# Requirements
Check each line below for the word "name", and copy those that have it.

# Data for processing
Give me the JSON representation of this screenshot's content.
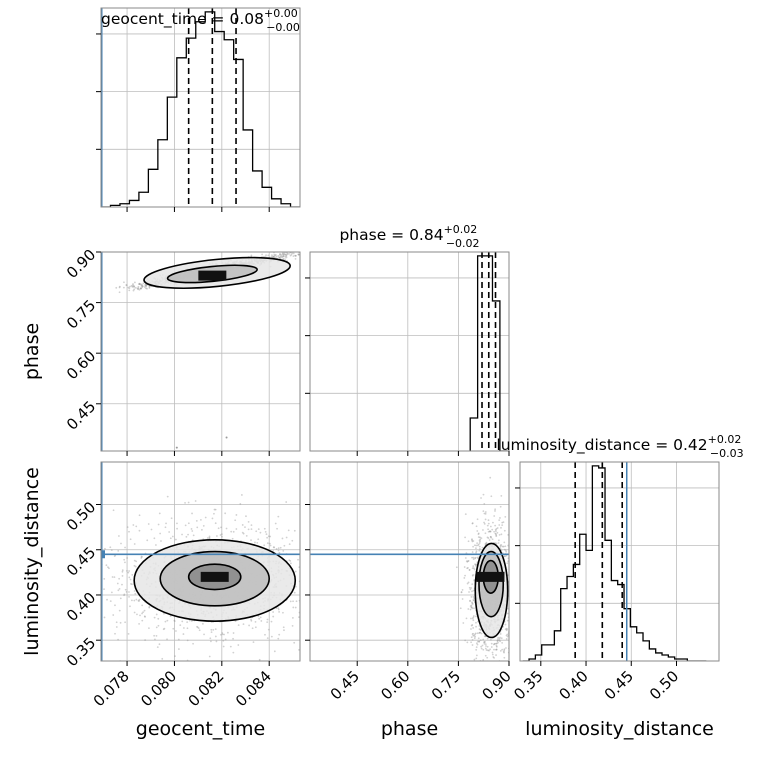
{
  "chart_data": {
    "type": "corner",
    "parameters": [
      {
        "key": "geocent_time",
        "xlabel": "geocent_time",
        "title": {
          "prefix": "geocent_time = ",
          "value": "0.08",
          "plus": "+0.00",
          "minus": "−0.00"
        },
        "range": [
          0.0769,
          0.0853
        ],
        "ticks": [
          0.078,
          0.08,
          0.082,
          0.084
        ],
        "tick_labels": [
          "0.078",
          "0.080",
          "0.082",
          "0.084"
        ],
        "truth": 0.0769,
        "quantiles": [
          0.0806,
          0.0816,
          0.0826
        ],
        "hist_edges": [
          0.0769,
          0.0773,
          0.0777,
          0.0781,
          0.0785,
          0.0789,
          0.0793,
          0.0797,
          0.0801,
          0.0805,
          0.0809,
          0.0813,
          0.0817,
          0.0821,
          0.0825,
          0.0829,
          0.0833,
          0.0837,
          0.0841,
          0.0845,
          0.0849,
          0.0853
        ],
        "hist_values": [
          0,
          1,
          2,
          4,
          9,
          23,
          41,
          67,
          91,
          103,
          113,
          119,
          107,
          102,
          90,
          47,
          22,
          12,
          5,
          2,
          0
        ]
      },
      {
        "key": "phase",
        "xlabel": "phase",
        "ylabel": "phase",
        "title": {
          "prefix": "phase = ",
          "value": "0.84",
          "plus": "+0.02",
          "minus": "−0.02"
        },
        "range": [
          0.31,
          0.9
        ],
        "ticks": [
          0.45,
          0.6,
          0.75,
          0.9
        ],
        "tick_labels": [
          "0.45",
          "0.60",
          "0.75",
          "0.90"
        ],
        "quantiles": [
          0.82,
          0.84,
          0.86
        ],
        "hist_edges": [
          0.785,
          0.807,
          0.829,
          0.851,
          0.873,
          0.895
        ],
        "hist_values": [
          22,
          130,
          130,
          100,
          0
        ]
      },
      {
        "key": "luminosity_distance",
        "xlabel": "luminosity_distance",
        "ylabel": "luminosity_distance",
        "title": {
          "prefix": "luminosity_distance = ",
          "value": "0.42",
          "plus": "+0.02",
          "minus": "−0.03"
        },
        "range": [
          0.327,
          0.547
        ],
        "ticks": [
          0.35,
          0.4,
          0.45,
          0.5
        ],
        "tick_labels": [
          "0.35",
          "0.40",
          "0.45",
          "0.50"
        ],
        "truth": 0.445,
        "quantiles": [
          0.388,
          0.418,
          0.44
        ],
        "hist_edges": [
          0.33,
          0.337,
          0.344,
          0.351,
          0.358,
          0.365,
          0.372,
          0.379,
          0.386,
          0.393,
          0.4,
          0.407,
          0.414,
          0.421,
          0.428,
          0.435,
          0.442,
          0.449,
          0.456,
          0.463,
          0.47,
          0.477,
          0.484,
          0.491,
          0.498,
          0.505,
          0.512,
          0.519,
          0.526,
          0.533
        ],
        "hist_values": [
          0,
          1,
          3,
          8,
          8,
          15,
          36,
          42,
          48,
          63,
          55,
          97,
          96,
          60,
          40,
          38,
          26,
          17,
          14,
          10,
          6,
          4,
          3,
          2,
          1,
          1,
          0,
          0,
          0
        ]
      }
    ],
    "pairs": [
      {
        "x": "geocent_time",
        "y": "phase",
        "peak": [
          0.0816,
          0.83
        ],
        "trend": {
          "from": [
            0.078,
            0.79
          ],
          "to": [
            0.0853,
            0.9
          ]
        },
        "contours": [
          {
            "cx": 0.0816,
            "cy": 0.835,
            "rx": 0.0019,
            "ry": 0.022,
            "angle": -0.1
          },
          {
            "cx": 0.0818,
            "cy": 0.838,
            "rx": 0.0031,
            "ry": 0.04,
            "angle": -0.1
          }
        ],
        "outliers": [
          [
            0.0822,
            0.35
          ],
          [
            0.0801,
            0.32
          ]
        ]
      },
      {
        "x": "geocent_time",
        "y": "luminosity_distance",
        "peak": [
          0.0817,
          0.42
        ],
        "contours": [
          {
            "cx": 0.0817,
            "cy": 0.42,
            "rx": 0.0011,
            "ry": 0.014
          },
          {
            "cx": 0.0817,
            "cy": 0.418,
            "rx": 0.0023,
            "ry": 0.03
          },
          {
            "cx": 0.0817,
            "cy": 0.416,
            "rx": 0.0034,
            "ry": 0.045
          }
        ]
      },
      {
        "x": "phase",
        "y": "luminosity_distance",
        "peak": [
          0.845,
          0.42
        ],
        "contours": [
          {
            "cx": 0.846,
            "cy": 0.42,
            "rx": 0.022,
            "ry": 0.018
          },
          {
            "cx": 0.847,
            "cy": 0.412,
            "rx": 0.036,
            "ry": 0.036
          },
          {
            "cx": 0.848,
            "cy": 0.405,
            "rx": 0.048,
            "ry": 0.052
          }
        ]
      }
    ],
    "colors": {
      "truth": "#4682b4",
      "hist": "#000000",
      "grid": "#bdbdbd",
      "points": "#9a9a9a"
    },
    "grid": true
  }
}
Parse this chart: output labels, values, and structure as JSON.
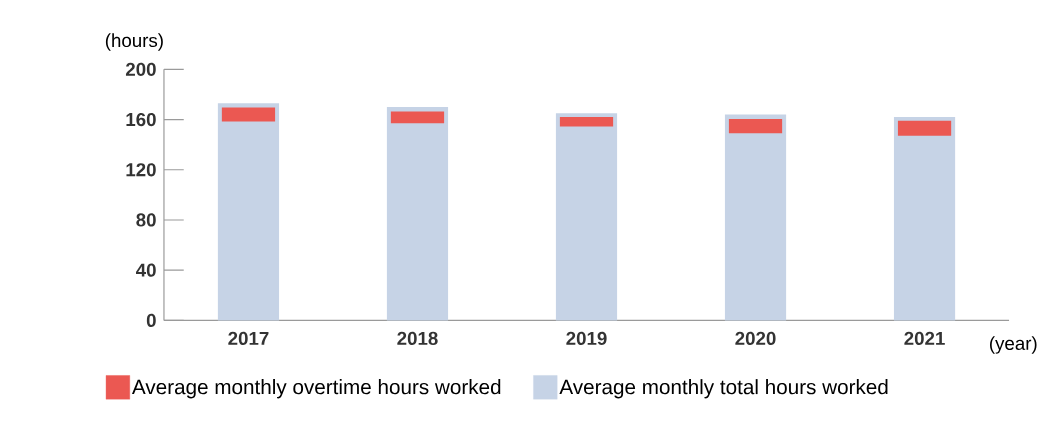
{
  "chart_data": {
    "type": "bar",
    "categories": [
      "2017",
      "2018",
      "2019",
      "2020",
      "2021"
    ],
    "ylabel": "(hours)",
    "xlabel": "(year)",
    "ylim": [
      0,
      200
    ],
    "yticks": [
      0,
      40,
      80,
      120,
      160,
      200
    ],
    "legend": "bottom",
    "grid": false,
    "series": [
      {
        "name": "Average monthly overtime hours worked",
        "color": "#eb5852",
        "base": [
          158.5,
          157,
          154.5,
          149,
          147
        ],
        "values": [
          11,
          9.5,
          7.5,
          11.5,
          12
        ]
      },
      {
        "name": "Average monthly total hours worked",
        "color": "#c6d3e6",
        "values": [
          173,
          170,
          165,
          164,
          162
        ]
      }
    ]
  }
}
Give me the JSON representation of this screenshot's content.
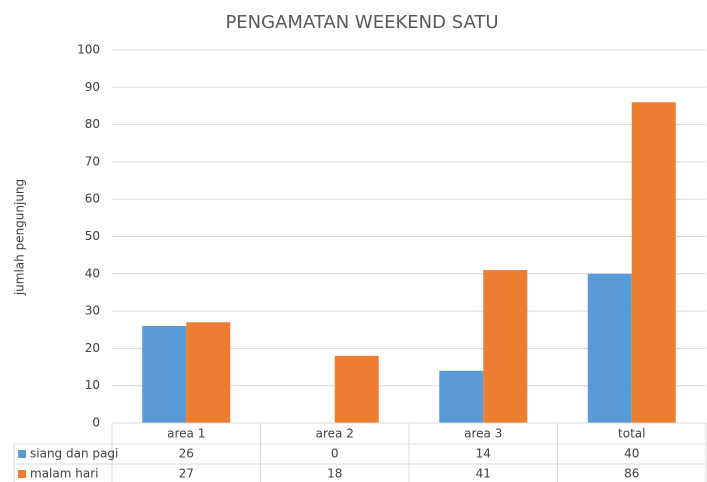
{
  "chart_data": {
    "type": "bar",
    "title": "PENGAMATAN WEEKEND SATU",
    "y_label": "jumlah pengunjung",
    "categories": [
      "area 1",
      "area 2",
      "area 3",
      "total"
    ],
    "series": [
      {
        "name": "siang dan pagi",
        "color": "#5b9bd5",
        "values": [
          26,
          0,
          14,
          40
        ]
      },
      {
        "name": "malam hari",
        "color": "#ed7d31",
        "values": [
          27,
          18,
          41,
          86
        ]
      }
    ],
    "ylim": [
      0,
      100
    ],
    "yticks": [
      0,
      10,
      20,
      30,
      40,
      50,
      60,
      70,
      80,
      90,
      100
    ],
    "grid": true,
    "data_table": true
  }
}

# Result of the exercise
        "name": "Average monthly overtime hours worked",
        "name": "Average monthly total hours worked",
        "name": "siang dan pagi",
        "name": "malam hari",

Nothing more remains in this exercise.